start

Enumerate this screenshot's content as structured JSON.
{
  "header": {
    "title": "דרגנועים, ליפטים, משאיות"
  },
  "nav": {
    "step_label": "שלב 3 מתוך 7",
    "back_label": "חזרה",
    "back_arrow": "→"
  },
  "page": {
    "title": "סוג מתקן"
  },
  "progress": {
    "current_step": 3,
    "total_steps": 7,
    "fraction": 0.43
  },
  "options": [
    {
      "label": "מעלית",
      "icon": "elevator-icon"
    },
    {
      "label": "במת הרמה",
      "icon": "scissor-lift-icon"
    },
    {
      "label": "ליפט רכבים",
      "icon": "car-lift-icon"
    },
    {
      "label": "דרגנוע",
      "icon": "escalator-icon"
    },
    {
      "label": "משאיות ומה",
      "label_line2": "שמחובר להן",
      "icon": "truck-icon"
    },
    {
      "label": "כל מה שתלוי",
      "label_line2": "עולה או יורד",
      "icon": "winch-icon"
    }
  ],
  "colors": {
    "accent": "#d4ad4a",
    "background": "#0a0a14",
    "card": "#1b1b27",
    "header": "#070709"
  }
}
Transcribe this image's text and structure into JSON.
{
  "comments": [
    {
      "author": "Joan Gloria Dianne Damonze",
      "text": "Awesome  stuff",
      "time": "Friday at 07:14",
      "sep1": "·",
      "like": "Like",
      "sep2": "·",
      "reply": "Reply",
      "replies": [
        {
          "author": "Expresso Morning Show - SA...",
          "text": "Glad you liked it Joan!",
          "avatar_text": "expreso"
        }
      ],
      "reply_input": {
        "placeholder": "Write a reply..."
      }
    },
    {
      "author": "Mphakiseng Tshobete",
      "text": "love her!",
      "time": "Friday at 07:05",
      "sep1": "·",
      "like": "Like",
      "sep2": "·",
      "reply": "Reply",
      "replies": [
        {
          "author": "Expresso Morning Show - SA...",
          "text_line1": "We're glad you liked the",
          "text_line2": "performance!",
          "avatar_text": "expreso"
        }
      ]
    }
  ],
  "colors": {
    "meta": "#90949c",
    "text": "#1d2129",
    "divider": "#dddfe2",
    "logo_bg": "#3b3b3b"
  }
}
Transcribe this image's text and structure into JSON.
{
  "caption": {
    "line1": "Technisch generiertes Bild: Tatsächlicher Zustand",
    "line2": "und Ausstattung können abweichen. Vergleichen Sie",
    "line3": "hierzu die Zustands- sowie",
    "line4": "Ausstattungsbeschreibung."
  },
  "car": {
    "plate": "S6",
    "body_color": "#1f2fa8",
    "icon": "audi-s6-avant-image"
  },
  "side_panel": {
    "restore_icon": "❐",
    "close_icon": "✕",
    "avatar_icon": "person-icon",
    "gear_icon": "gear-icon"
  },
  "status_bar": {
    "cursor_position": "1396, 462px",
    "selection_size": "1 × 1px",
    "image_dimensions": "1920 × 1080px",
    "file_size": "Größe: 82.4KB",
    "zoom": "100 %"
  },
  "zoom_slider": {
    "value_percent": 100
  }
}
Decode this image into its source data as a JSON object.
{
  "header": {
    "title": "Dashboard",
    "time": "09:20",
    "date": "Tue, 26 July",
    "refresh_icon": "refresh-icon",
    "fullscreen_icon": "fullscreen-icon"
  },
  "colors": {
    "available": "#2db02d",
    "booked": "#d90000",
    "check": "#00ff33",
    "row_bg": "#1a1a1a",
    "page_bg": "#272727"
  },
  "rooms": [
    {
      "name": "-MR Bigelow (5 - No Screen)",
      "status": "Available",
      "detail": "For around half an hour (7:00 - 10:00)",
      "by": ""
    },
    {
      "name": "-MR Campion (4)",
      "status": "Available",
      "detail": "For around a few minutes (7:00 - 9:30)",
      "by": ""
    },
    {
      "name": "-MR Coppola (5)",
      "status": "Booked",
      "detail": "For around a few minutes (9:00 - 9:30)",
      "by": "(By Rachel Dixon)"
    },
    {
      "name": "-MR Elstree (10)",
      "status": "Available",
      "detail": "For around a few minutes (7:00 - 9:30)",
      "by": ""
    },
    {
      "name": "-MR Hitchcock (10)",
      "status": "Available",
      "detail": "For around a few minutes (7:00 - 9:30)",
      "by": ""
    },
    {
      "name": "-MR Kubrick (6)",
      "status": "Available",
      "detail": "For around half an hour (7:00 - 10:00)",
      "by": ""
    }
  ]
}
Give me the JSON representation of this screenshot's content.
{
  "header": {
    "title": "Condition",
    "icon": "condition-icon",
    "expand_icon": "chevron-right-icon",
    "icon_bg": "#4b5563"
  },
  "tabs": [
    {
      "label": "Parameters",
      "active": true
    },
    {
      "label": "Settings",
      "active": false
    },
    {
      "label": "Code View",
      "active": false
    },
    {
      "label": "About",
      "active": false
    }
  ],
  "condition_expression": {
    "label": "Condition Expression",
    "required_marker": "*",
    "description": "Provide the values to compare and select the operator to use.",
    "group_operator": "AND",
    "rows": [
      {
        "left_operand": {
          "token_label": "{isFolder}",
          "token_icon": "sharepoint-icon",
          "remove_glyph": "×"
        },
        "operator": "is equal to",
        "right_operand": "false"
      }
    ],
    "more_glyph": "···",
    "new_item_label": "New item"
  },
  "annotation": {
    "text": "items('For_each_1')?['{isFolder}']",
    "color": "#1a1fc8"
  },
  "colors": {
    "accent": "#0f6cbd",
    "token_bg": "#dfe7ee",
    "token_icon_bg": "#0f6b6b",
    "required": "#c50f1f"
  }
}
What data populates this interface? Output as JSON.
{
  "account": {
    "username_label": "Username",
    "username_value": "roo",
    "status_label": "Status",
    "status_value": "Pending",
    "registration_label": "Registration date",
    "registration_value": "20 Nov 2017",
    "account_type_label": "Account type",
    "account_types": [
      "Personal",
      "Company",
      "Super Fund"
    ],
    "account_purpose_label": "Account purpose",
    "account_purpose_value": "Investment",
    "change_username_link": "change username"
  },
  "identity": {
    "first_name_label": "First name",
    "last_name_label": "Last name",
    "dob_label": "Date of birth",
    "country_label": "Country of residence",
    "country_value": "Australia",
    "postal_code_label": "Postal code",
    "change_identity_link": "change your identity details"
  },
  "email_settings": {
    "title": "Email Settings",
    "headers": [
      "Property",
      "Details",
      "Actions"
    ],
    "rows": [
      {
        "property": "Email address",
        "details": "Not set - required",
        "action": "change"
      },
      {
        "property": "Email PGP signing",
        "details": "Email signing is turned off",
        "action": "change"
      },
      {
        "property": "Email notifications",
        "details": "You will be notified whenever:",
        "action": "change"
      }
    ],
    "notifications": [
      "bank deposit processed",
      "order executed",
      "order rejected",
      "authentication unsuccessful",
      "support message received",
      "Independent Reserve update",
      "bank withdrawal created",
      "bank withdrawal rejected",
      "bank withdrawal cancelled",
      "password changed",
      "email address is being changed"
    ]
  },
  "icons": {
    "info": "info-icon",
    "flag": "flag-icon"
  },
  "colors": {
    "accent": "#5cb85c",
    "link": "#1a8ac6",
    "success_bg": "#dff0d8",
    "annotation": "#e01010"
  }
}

end

§ **Given request**:
Would you copy out each line exactly as written?

§ **Answer to this task**:
Enumerate this screenshot's content as structured JSON.
{
  "header": {
    "title": "דרגנועים, ליפטים, משאיות"
  },
  "nav": {
    "step_label": "שלב 3 מתוך 7",
    "back_label": "חזרה",
    "back_arrow": "→"
  },
  "page": {
    "title": "סוג מתקן"
  },
  "progress": {
    "current_step": 3,
    "total_steps": 7,
    "fraction": 0.43
  },
  "options": [
    {
      "label": "מעלית",
      "icon": "elevator-icon"
    },
    {
      "label": "במת הרמה",
      "icon": "scissor-lift-icon"
    },
    {
      "label": "ליפט רכבים",
      "icon": "car-lift-icon"
    },
    {
      "label": "דרגנוע",
      "icon": "escalator-icon"
    },
    {
      "label": "משאיות ומה",
      "label_line2": "שמחובר להן",
      "icon": "truck-icon"
    },
    {
      "label": "כל מה שתלוי",
      "label_line2": "עולה או יורד",
      "icon": "winch-icon"
    }
  ],
  "colors": {
    "accent": "#d4ad4a",
    "background": "#0a0a14",
    "card": "#1b1b27",
    "header": "#070709"
  }
}
Transcribe this image's text and structure into JSON.
{
  "comments": [
    {
      "author": "Joan Gloria Dianne Damonze",
      "text": "Awesome  stuff",
      "time": "Friday at 07:14",
      "sep1": "·",
      "like": "Like",
      "sep2": "·",
      "reply": "Reply",
      "replies": [
        {
          "author": "Expresso Morning Show - SA...",
          "text": "Glad you liked it Joan!",
          "avatar_text": "expreso"
        }
      ],
      "reply_input": {
        "placeholder": "Write a reply..."
      }
    },
    {
      "author": "Mphakiseng Tshobete",
      "text": "love her!",
      "time": "Friday at 07:05",
      "sep1": "·",
      "like": "Like",
      "sep2": "·",
      "reply": "Reply",
      "replies": [
        {
          "author": "Expresso Morning Show - SA...",
          "text_line1": "We're glad you liked the",
          "text_line2": "performance!",
          "avatar_text": "expreso"
        }
      ]
    }
  ],
  "colors": {
    "meta": "#90949c",
    "text": "#1d2129",
    "divider": "#dddfe2",
    "logo_bg": "#3b3b3b"
  }
}
Transcribe this image's text and structure into JSON.
{
  "caption": {
    "line1": "Technisch generiertes Bild: Tatsächlicher Zustand",
    "line2": "und Ausstattung können abweichen. Vergleichen Sie",
    "line3": "hierzu die Zustands- sowie",
    "line4": "Ausstattungsbeschreibung."
  },
  "car": {
    "plate": "S6",
    "body_color": "#1f2fa8",
    "icon": "audi-s6-avant-image"
  },
  "side_panel": {
    "restore_icon": "❐",
    "close_icon": "✕",
    "avatar_icon": "person-icon",
    "gear_icon": "gear-icon"
  },
  "status_bar": {
    "cursor_position": "1396, 462px",
    "selection_size": "1 × 1px",
    "image_dimensions": "1920 × 1080px",
    "file_size": "Größe: 82.4KB",
    "zoom": "100 %"
  },
  "zoom_slider": {
    "value_percent": 100
  }
}
Decode this image into its source data as a JSON object.
{
  "header": {
    "title": "Dashboard",
    "time": "09:20",
    "date": "Tue, 26 July",
    "refresh_icon": "refresh-icon",
    "fullscreen_icon": "fullscreen-icon"
  },
  "colors": {
    "available": "#2db02d",
    "booked": "#d90000",
    "check": "#00ff33",
    "row_bg": "#1a1a1a",
    "page_bg": "#272727"
  },
  "rooms": [
    {
      "name": "-MR Bigelow (5 - No Screen)",
      "status": "Available",
      "detail": "For around half an hour (7:00 - 10:00)",
      "by": ""
    },
    {
      "name": "-MR Campion (4)",
      "status": "Available",
      "detail": "For around a few minutes (7:00 - 9:30)",
      "by": ""
    },
    {
      "name": "-MR Coppola (5)",
      "status": "Booked",
      "detail": "For around a few minutes (9:00 - 9:30)",
      "by": "(By Rachel Dixon)"
    },
    {
      "name": "-MR Elstree (10)",
      "status": "Available",
      "detail": "For around a few minutes (7:00 - 9:30)",
      "by": ""
    },
    {
      "name": "-MR Hitchcock (10)",
      "status": "Available",
      "detail": "For around a few minutes (7:00 - 9:30)",
      "by": ""
    },
    {
      "name": "-MR Kubrick (6)",
      "status": "Available",
      "detail": "For around half an hour (7:00 - 10:00)",
      "by": ""
    }
  ]
}
Give me the JSON representation of this screenshot's content.
{
  "header": {
    "title": "Condition",
    "icon": "condition-icon",
    "expand_icon": "chevron-right-icon",
    "icon_bg": "#4b5563"
  },
  "tabs": [
    {
      "label": "Parameters",
      "active": true
    },
    {
      "label": "Settings",
      "active": false
    },
    {
      "label": "Code View",
      "active": false
    },
    {
      "label": "About",
      "active": false
    }
  ],
  "condition_expression": {
    "label": "Condition Expression",
    "required_marker": "*",
    "description": "Provide the values to compare and select the operator to use.",
    "group_operator": "AND",
    "rows": [
      {
        "left_operand": {
          "token_label": "{isFolder}",
          "token_icon": "sharepoint-icon",
          "remove_glyph": "×"
        },
        "operator": "is equal to",
        "right_operand": "false"
      }
    ],
    "more_glyph": "···",
    "new_item_label": "New item"
  },
  "annotation": {
    "text": "items('For_each_1')?['{isFolder}']",
    "color": "#1a1fc8"
  },
  "colors": {
    "accent": "#0f6cbd",
    "token_bg": "#dfe7ee",
    "token_icon_bg": "#0f6b6b",
    "required": "#c50f1f"
  }
}
What data populates this interface? Output as JSON.
{
  "account": {
    "username_label": "Username",
    "username_value": "roo",
    "status_label": "Status",
    "status_value": "Pending",
    "registration_label": "Registration date",
    "registration_value": "20 Nov 2017",
    "account_type_label": "Account type",
    "account_types": [
      "Personal",
      "Company",
      "Super Fund"
    ],
    "account_purpose_label": "Account purpose",
    "account_purpose_value": "Investment",
    "change_username_link": "change username"
  },
  "identity": {
    "first_name_label": "First name",
    "last_name_label": "Last name",
    "dob_label": "Date of birth",
    "country_label": "Country of residence",
    "country_value": "Australia",
    "postal_code_label": "Postal code",
    "change_identity_link": "change your identity details"
  },
  "email_settings": {
    "title": "Email Settings",
    "headers": [
      "Property",
      "Details",
      "Actions"
    ],
    "rows": [
      {
        "property": "Email address",
        "details": "Not set - required",
        "action": "change"
      },
      {
        "property": "Email PGP signing",
        "details": "Email signing is turned off",
        "action": "change"
      },
      {
        "property": "Email notifications",
        "details": "You will be notified whenever:",
        "action": "change"
      }
    ],
    "notifications": [
      "bank deposit processed",
      "order executed",
      "order rejected",
      "authentication unsuccessful",
      "support message received",
      "Independent Reserve update",
      "bank withdrawal created",
      "bank withdrawal rejected",
      "bank withdrawal cancelled",
      "password changed",
      "email address is being changed"
    ]
  },
  "icons": {
    "info": "info-icon",
    "flag": "flag-icon"
  },
  "colors": {
    "accent": "#5cb85c",
    "link": "#1a8ac6",
    "success_bg": "#dff0d8",
    "annotation": "#e01010"
  }
}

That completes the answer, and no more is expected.